== Provided text ==

Welcome to the world's most extensive apples (pommes) database.
Information on over 7,000 apples is available here, all carefully researched and provided in a way that is easy to navigate.
Pomiferous is brought to you by two great friends each bringing their own unique skills, background, energy and imagination to a site that we hope will be of use to apple enthusiasts. The idea for the site, like so many, was born in a wine soaked after dinner conversation. When George revealed to Paul that he had been working on an extensive encyclopedia of apples for many years. Paul being a true techy soon started trying to make the apple encyclopedia project a website.
George has been a Canadian outdoors writer for, let's say, a few decades. He has edited and contributed to many outdoor publications in Canada, first in print. Yes that papery stuff, and then in the digital realm too.
While known for his work in the outdoor writing field George has had a secret passion. Apples. The apple data on this website has been worked on by George for decades. His plan was initially to publish a comprehensive encyclopedia in print, now this extensive work has been converted to a sizable database and published for the world to enjoy.

== Records supplied ==
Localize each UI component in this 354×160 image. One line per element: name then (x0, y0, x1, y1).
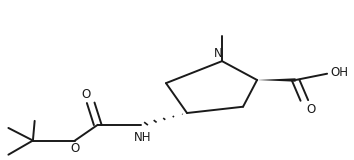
Text: OH: OH (330, 66, 348, 79)
Text: O: O (306, 103, 315, 116)
Text: O: O (70, 142, 80, 155)
Polygon shape (257, 78, 296, 82)
Text: N: N (214, 47, 223, 60)
Text: NH: NH (133, 131, 151, 144)
Text: O: O (82, 88, 91, 101)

== To be done ==
1: In the listing, swap "component" for "element" and write the lines out again with nothing else changed. Don't include the pictures.
2: Keep writing the text about the apple database site, picking up after its last sentence.

== Outputs by task ==
1:
Localize each UI element in this 354×160 image. One line per element: name then (x0, y0, x1, y1).
Text: OH: OH (330, 66, 348, 79)
Text: O: O (306, 103, 315, 116)
Text: O: O (70, 142, 80, 155)
Polygon shape (257, 78, 296, 82)
Text: N: N (214, 47, 223, 60)
Text: NH: NH (133, 131, 151, 144)
Text: O: O (82, 88, 91, 101)

2:
Unlike in the print world, updates are being made to existing apples and new apples are being added frequently. The world of apples is not as static as some might think.
George updates the website, and you'll often see this with many updates showing up on the 'Recently updated' section of the site
Paul has been a programmer, of one kind or another, his whole adult life.
Initially working in the financial sector on programming associated with mathematical modelling, he has always enjoyed a technical challenge.
Paul is now a website designer/programmer who now mostly uses: laravel, php, sql, javascript, css and html. These technologies are the foundation of this website that you are using now.
Though not 'THE' apple guy, he does have a passion for them and with the guidance of George is slowly building up a small orchard on his property on Vancouver Island
The data for this was taken from George's original manuscript for what was to become a print book. The book was being written in Quark Express, a desktop publishing tool.
The first major task to get text that was largely unstructured into a form that would be held in a database and be flexible, with all the fields broken out: summary, synonyms, brix, tannins etc. The document was converted to plain text, then a long serious of greps where applied to the text to get the relevant fields broken out. This was a long process of trial and error with some gnarly regular expressions. Thankfully George had written the manuscript largely using repeated templates so the grep treatment worked well. Mostly!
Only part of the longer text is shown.